◆ **TO BE DONE**
Exclude all pictures, then copy each of the records exactly as written.

◆ **INPUT**
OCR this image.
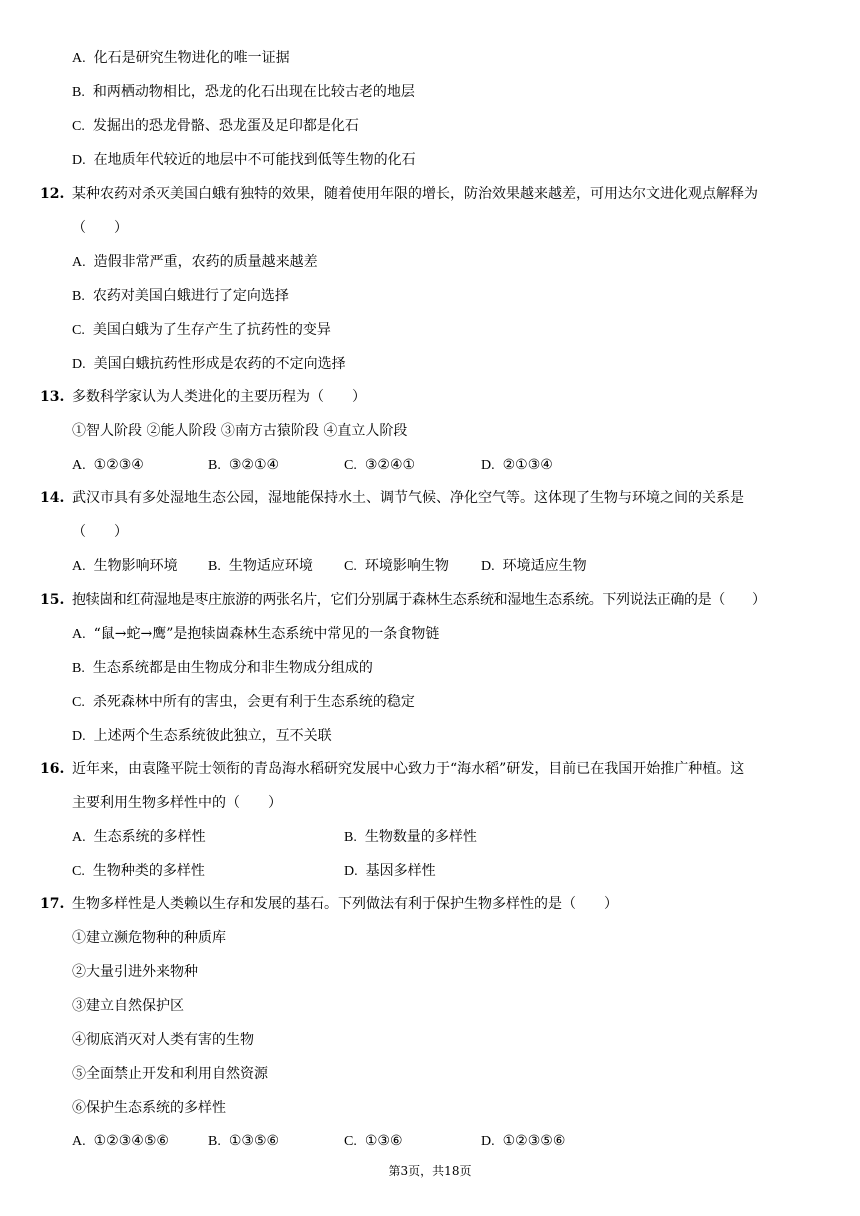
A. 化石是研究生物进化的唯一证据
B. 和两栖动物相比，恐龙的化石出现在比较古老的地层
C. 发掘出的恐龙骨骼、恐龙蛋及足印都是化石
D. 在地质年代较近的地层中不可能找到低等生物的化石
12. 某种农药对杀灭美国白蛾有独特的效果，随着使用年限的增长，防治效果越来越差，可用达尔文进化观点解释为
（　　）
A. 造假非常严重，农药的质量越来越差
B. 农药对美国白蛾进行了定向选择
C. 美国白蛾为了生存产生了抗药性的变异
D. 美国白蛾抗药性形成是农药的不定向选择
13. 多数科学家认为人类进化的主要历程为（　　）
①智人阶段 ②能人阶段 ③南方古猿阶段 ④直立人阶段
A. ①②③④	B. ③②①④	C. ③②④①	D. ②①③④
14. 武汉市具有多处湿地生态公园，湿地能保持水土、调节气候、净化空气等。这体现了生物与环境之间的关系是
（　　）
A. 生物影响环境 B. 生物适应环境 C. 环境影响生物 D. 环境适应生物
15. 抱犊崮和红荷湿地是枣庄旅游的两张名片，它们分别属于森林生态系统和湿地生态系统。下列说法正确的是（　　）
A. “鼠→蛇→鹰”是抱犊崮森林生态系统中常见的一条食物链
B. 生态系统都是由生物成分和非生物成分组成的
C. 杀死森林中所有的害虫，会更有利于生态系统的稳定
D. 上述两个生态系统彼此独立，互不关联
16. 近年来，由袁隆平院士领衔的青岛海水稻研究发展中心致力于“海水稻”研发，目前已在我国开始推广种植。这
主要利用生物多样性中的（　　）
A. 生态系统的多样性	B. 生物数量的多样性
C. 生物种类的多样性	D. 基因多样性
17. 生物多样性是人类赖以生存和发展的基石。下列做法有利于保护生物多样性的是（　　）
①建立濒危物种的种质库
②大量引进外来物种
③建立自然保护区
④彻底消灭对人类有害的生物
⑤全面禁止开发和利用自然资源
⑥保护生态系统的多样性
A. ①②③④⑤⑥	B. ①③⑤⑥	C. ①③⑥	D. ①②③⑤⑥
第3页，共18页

◆ **RESULT OF THIS EXERCISE**
OCR this image.
A. 化石是研究生物进化的唯一证据
B. 和两栖动物相比，恐龙的化石出现在比较古老的地层
C. 发掘出的恐龙骨骼、恐龙蛋及足印都是化石
D. 在地质年代较近的地层中不可能找到低等生物的化石
12. 某种农药对杀灭美国白蛾有独特的效果，随着使用年限的增长，防治效果越来越差，可用达尔文进化观点解释为
（　　）
A. 造假非常严重，农药的质量越来越差
B. 农药对美国白蛾进行了定向选择
C. 美国白蛾为了生存产生了抗药性的变异
D. 美国白蛾抗药性形成是农药的不定向选择
13. 多数科学家认为人类进化的主要历程为（　　）
①智人阶段 ②能人阶段 ③南方古猿阶段 ④直立人阶段
A. ①②③④	B. ③②①④	C. ③②④①	D. ②①③④
14. 武汉市具有多处湿地生态公园，湿地能保持水土、调节气候、净化空气等。这体现了生物与环境之间的关系是
（　　）
A. 生物影响环境 B. 生物适应环境 C. 环境影响生物 D. 环境适应生物
15. 抱犊崮和红荷湿地是枣庄旅游的两张名片，它们分别属于森林生态系统和湿地生态系统。下列说法正确的是（　　）
A. “鼠→蛇→鹰”是抱犊崮森林生态系统中常见的一条食物链
B. 生态系统都是由生物成分和非生物成分组成的
C. 杀死森林中所有的害虫，会更有利于生态系统的稳定
D. 上述两个生态系统彼此独立，互不关联
16. 近年来，由袁隆平院士领衔的青岛海水稻研究发展中心致力于“海水稻”研发，目前已在我国开始推广种植。这
主要利用生物多样性中的（　　）
A. 生态系统的多样性	B. 生物数量的多样性
C. 生物种类的多样性	D. 基因多样性
17. 生物多样性是人类赖以生存和发展的基石。下列做法有利于保护生物多样性的是（　　）
①建立濒危物种的种质库
②大量引进外来物种
③建立自然保护区
④彻底消灭对人类有害的生物
⑤全面禁止开发和利用自然资源
⑥保护生态系统的多样性
A. ①②③④⑤⑥	B. ①③⑤⑥	C. ①③⑥	D. ①②③⑤⑥
第3页，共18页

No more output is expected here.